課題一覧:
A) 本文で、曾野綾子が錆びた鉄船の前に捧げたものは何ですか。
B) 次の(i)〜(iii)は本文の内容と合っていますか。それぞれ「はい」か「いいえ」で答え、判断の根拠となる本文の言葉をそのまま引用してください。
(i) 『アラブの格言』は新潮新書から五月に刊行された。
(ii) 工作船は百メートルの海底から引き揚げられた。
(iii) 曾野綾子は砂漠に生きる人々から泣きながら学んだと述べている。

本文:
>>>>>

【インタビュー】曾野綾子(作家・日本財団会長) 荒野で生れた「アラブの格言」

2003年7月号
カテゴリ: 国際
エリア: 中東

 海の向こうからいいものが来たことはない――これは、先ごろ刊行した『アラブの格言』(新潮新書、五月刊)に収録した言葉の一つです。アラブの地と異なり、日本は四方を海に囲まれているから、来るものは悪しきことばかりではもちろんありません。しかし、たとえば日本の海域にはずっと不審な船が往来していた訳で、一昨年十二月に海上保安庁の巡視船と銃撃戦の末に自爆沈没した船は、武装した北朝鮮の「工作船」で、今度その仕様や武器が明らかになりました。 今、東京の「船の科学館」で、大変な苦労の末に九十メートルの海底から引き揚げられた「工作船」とその銃器類千点余りを展示していますが(九月三十日まで)、あらためて海の向こうの北朝鮮という国家の存在を実感します。 錆びた鉄船の前に私は百合の花を捧げさせて頂きました。鉄船は理不尽な国家とその破壊の象徴なのですが、そこには死者への悲しみもあるべきだと思ったからです。憎しみだけでなく、悲しみがあって初めて、次の段階で意味あるものを生み出すと思うからです。 人間の感情というのは、そのように複雑なものではないでしょうか。そういう意味では、今度まとめた『アラブの格言』には、人間の本質を言い当て、私たち日本人にも役に立つ知恵と言葉がたくさんあると思います。砂漠に生きる人々から、私は笑いながら学んだ気がします。笑って学べるって、いいことですよ。ともかく、感心するのはその率直さですね。

<<<<<

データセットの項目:

>>>>>

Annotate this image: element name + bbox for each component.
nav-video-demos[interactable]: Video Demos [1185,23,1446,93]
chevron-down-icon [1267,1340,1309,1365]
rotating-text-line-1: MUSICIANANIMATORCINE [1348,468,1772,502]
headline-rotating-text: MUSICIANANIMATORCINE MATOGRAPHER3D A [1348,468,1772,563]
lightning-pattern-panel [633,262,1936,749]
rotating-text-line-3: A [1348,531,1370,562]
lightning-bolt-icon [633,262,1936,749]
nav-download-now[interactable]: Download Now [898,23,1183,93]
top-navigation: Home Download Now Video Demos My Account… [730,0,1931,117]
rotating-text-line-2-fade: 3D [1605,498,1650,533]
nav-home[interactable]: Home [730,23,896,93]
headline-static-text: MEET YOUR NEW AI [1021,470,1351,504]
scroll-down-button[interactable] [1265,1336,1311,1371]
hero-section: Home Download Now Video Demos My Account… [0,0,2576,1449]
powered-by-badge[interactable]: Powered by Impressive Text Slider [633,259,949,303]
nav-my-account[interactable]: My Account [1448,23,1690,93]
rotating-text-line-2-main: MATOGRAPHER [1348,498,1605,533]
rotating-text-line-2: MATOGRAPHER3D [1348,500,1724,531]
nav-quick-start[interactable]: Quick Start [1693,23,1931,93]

<<<<<

各課題の解答:
A) 百合の花です。

B)
(i) はい。「『アラブの格言』(新潮新書、五月刊)」
(ii) いいえ。「九十メートルの海底から引き揚げられた」
(iii) いいえ。「砂漠に生きる人々から、私は笑いながら学んだ気がします」